Exercise input:
□ □ □ □ □
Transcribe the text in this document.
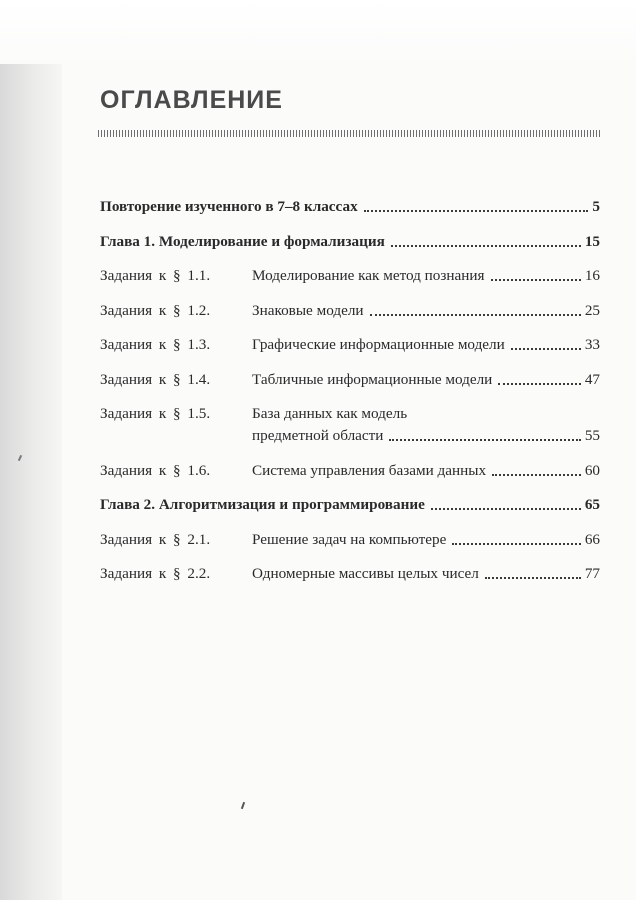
ОГЛАВЛЕНИЕ
Повторение изученного в 7–8 классах	5
Глава 1. Моделирование и формализация	15
Задания к § 1.1.	Моделирование как метод познания	16
Задания к § 1.2.	Знаковые модели	25
Задания к § 1.3.	Графические информационные модели	33
Задания к § 1.4.	Табличные информационные модели	47
Задания к § 1.5.	База данных как модель
предметной области	55
Задания к § 1.6.	Система управления базами данных	60
Глава 2. Алгоритмизация и программирование	65
Задания к § 2.1.	Решение задач на компьютере	66
Задания к § 2.2.	Одномерные массивы целых чисел	77
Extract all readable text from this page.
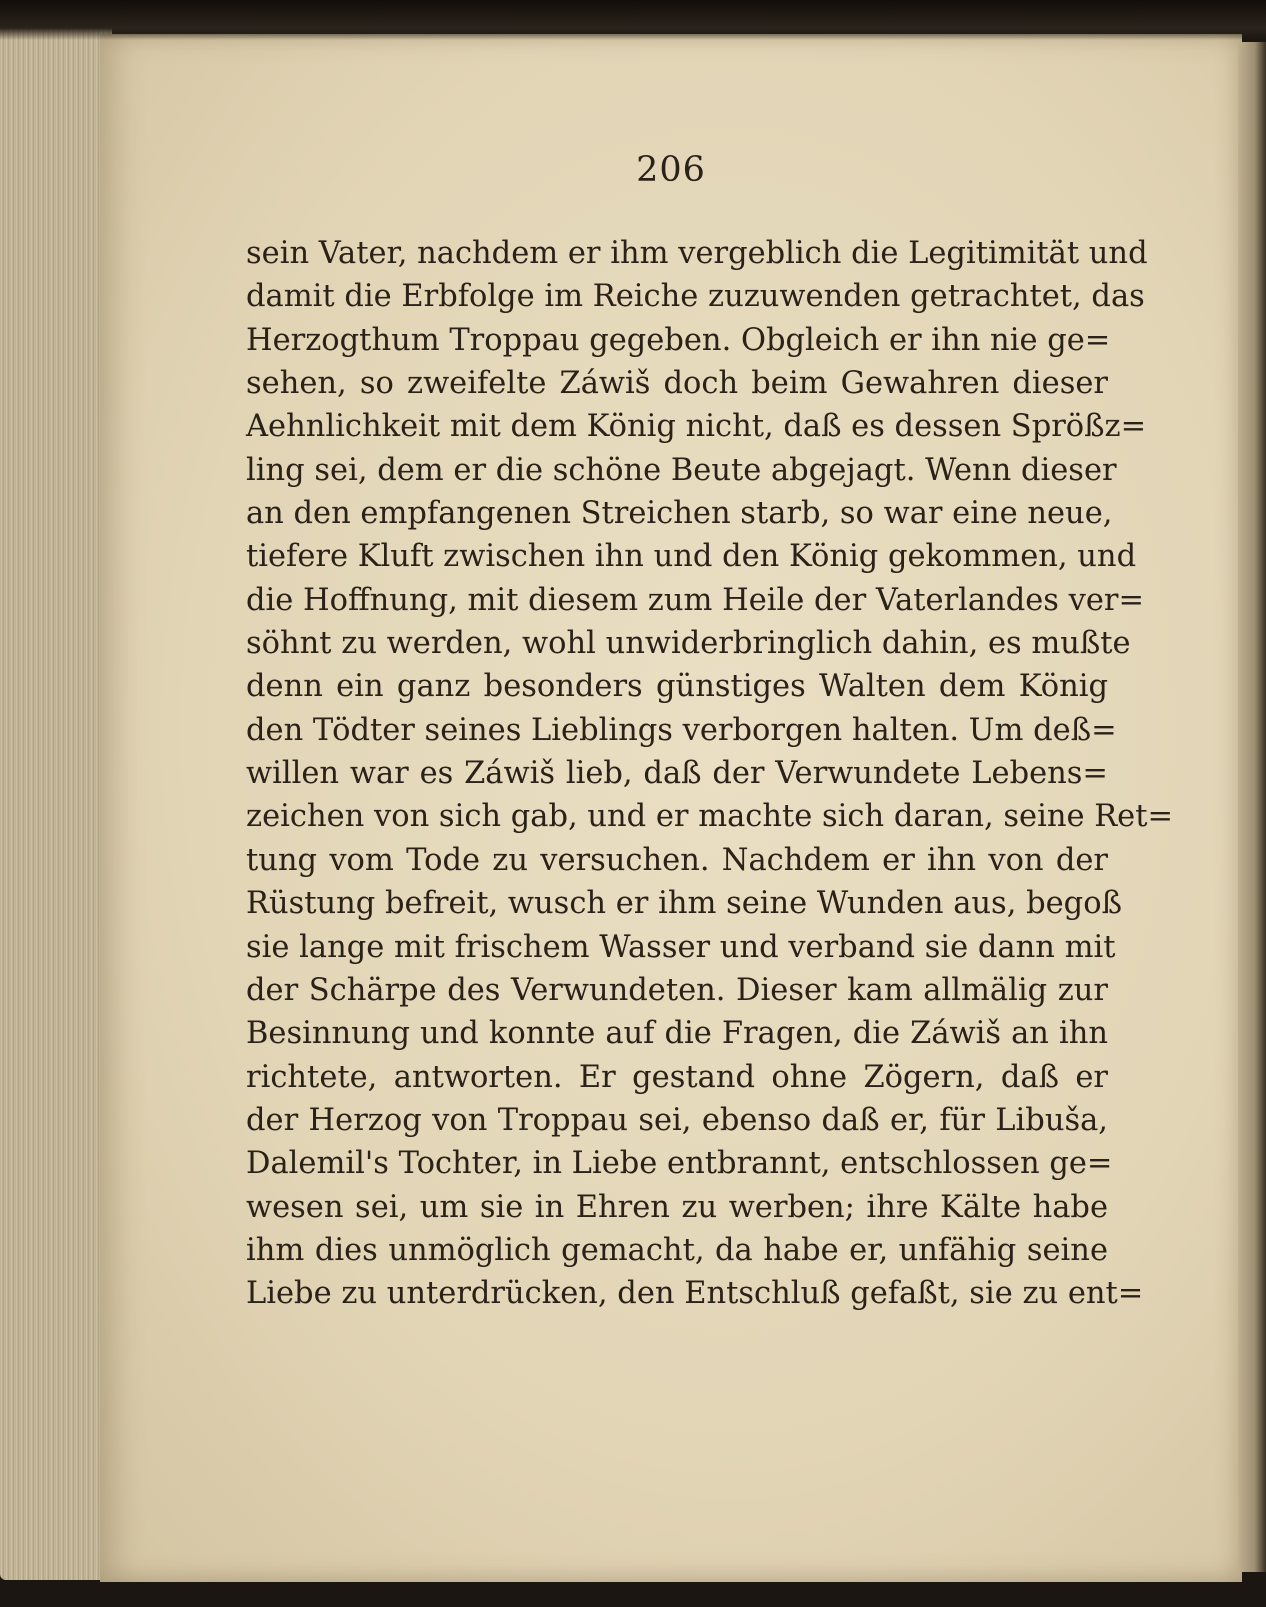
206
sein Vater, nachdem er ihm vergeblich die Legitimität und
damit die Erbfolge im Reiche zuzuwenden getrachtet, das
Herzogthum Troppau gegeben. Obgleich er ihn nie ge=
sehen, so zweifelte Záwiš doch beim Gewahren dieser
Aehnlichkeit mit dem König nicht, daß es dessen Sprößz=
ling sei, dem er die schöne Beute abgejagt. Wenn dieser
an den empfangenen Streichen starb, so war eine neue,
tiefere Kluft zwischen ihn und den König gekommen, und
die Hoffnung, mit diesem zum Heile der Vaterlandes ver=
söhnt zu werden, wohl unwiderbringlich dahin, es mußte
denn ein ganz besonders günstiges Walten dem König
den Tödter seines Lieblings verborgen halten. Um deß=
willen war es Záwiš lieb, daß der Verwundete Lebens=
zeichen von sich gab, und er machte sich daran, seine Ret=
tung vom Tode zu versuchen. Nachdem er ihn von der
Rüstung befreit, wusch er ihm seine Wunden aus, begoß
sie lange mit frischem Wasser und verband sie dann mit
der Schärpe des Verwundeten. Dieser kam allmälig zur
Besinnung und konnte auf die Fragen, die Záwiš an ihn
richtete, antworten. Er gestand ohne Zögern, daß er
der Herzog von Troppau sei, ebenso daß er, für Libuša,
Dalemil's Tochter, in Liebe entbrannt, entschlossen ge=
wesen sei, um sie in Ehren zu werben; ihre Kälte habe
ihm dies unmöglich gemacht, da habe er, unfähig seine
Liebe zu unterdrücken, den Entschluß gefaßt, sie zu ent=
□ □ □ □ □
Set exercise:
Leave out the pictures and print every line of the data exactly.

Answer:
Transcribe the text in this document.
ОГЛАВЛЕНИЕ
Повторение изученного в 7–8 классах	5
Глава 1. Моделирование и формализация	15
Задания к § 1.1.	Моделирование как метод познания	16
Задания к § 1.2.	Знаковые модели	25
Задания к § 1.3.	Графические информационные модели	33
Задания к § 1.4.	Табличные информационные модели	47
Задания к § 1.5.	База данных как модель
предметной области	55
Задания к § 1.6.	Система управления базами данных	60
Глава 2. Алгоритмизация и программирование	65
Задания к § 2.1.	Решение задач на компьютере	66
Задания к § 2.2.	Одномерные массивы целых чисел	77
Extract all readable text from this page.
206
sein Vater, nachdem er ihm vergeblich die Legitimität und
damit die Erbfolge im Reiche zuzuwenden getrachtet, das
Herzogthum Troppau gegeben. Obgleich er ihn nie ge=
sehen, so zweifelte Záwiš doch beim Gewahren dieser
Aehnlichkeit mit dem König nicht, daß es dessen Sprößz=
ling sei, dem er die schöne Beute abgejagt. Wenn dieser
an den empfangenen Streichen starb, so war eine neue,
tiefere Kluft zwischen ihn und den König gekommen, und
die Hoffnung, mit diesem zum Heile der Vaterlandes ver=
söhnt zu werden, wohl unwiderbringlich dahin, es mußte
denn ein ganz besonders günstiges Walten dem König
den Tödter seines Lieblings verborgen halten. Um deß=
willen war es Záwiš lieb, daß der Verwundete Lebens=
zeichen von sich gab, und er machte sich daran, seine Ret=
tung vom Tode zu versuchen. Nachdem er ihn von der
Rüstung befreit, wusch er ihm seine Wunden aus, begoß
sie lange mit frischem Wasser und verband sie dann mit
der Schärpe des Verwundeten. Dieser kam allmälig zur
Besinnung und konnte auf die Fragen, die Záwiš an ihn
richtete, antworten. Er gestand ohne Zögern, daß er
der Herzog von Troppau sei, ebenso daß er, für Libuša,
Dalemil's Tochter, in Liebe entbrannt, entschlossen ge=
wesen sei, um sie in Ehren zu werben; ihre Kälte habe
ihm dies unmöglich gemacht, da habe er, unfähig seine
Liebe zu unterdrücken, den Entschluß gefaßt, sie zu ent=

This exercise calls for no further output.